**EXERCISE TASK**
Copy out all of the material exactly.

**RECORD SET**
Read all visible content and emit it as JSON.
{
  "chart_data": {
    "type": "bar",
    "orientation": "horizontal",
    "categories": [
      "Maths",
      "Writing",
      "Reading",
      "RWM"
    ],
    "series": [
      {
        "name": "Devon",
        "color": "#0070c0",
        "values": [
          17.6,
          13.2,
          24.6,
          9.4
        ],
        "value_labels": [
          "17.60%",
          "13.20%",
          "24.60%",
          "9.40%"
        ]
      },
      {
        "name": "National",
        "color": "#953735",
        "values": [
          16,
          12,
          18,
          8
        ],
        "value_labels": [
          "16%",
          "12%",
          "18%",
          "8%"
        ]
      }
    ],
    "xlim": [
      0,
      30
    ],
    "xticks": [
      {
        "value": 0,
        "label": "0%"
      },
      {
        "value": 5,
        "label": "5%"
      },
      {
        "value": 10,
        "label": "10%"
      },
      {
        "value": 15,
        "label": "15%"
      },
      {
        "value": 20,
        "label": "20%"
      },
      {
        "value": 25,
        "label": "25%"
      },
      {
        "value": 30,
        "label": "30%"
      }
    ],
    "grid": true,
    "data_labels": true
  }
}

**ANSWER FOR THE TASK**
Read all visible content and emit it as JSON.
{
  "chart_data": {
    "type": "bar",
    "orientation": "horizontal",
    "categories": [
      "Maths",
      "Writing",
      "Reading",
      "RWM"
    ],
    "series": [
      {
        "name": "Devon",
        "color": "#0070c0",
        "values": [
          17.6,
          13.2,
          24.6,
          9.4
        ],
        "value_labels": [
          "17.60%",
          "13.20%",
          "24.60%",
          "9.40%"
        ]
      },
      {
        "name": "National",
        "color": "#953735",
        "values": [
          16,
          12,
          18,
          8
        ],
        "value_labels": [
          "16%",
          "12%",
          "18%",
          "8%"
        ]
      }
    ],
    "xlim": [
      0,
      30
    ],
    "xticks": [
      {
        "value": 0,
        "label": "0%"
      },
      {
        "value": 5,
        "label": "5%"
      },
      {
        "value": 10,
        "label": "10%"
      },
      {
        "value": 15,
        "label": "15%"
      },
      {
        "value": 20,
        "label": "20%"
      },
      {
        "value": 25,
        "label": "25%"
      },
      {
        "value": 30,
        "label": "30%"
      }
    ],
    "grid": true,
    "data_labels": true
  }
}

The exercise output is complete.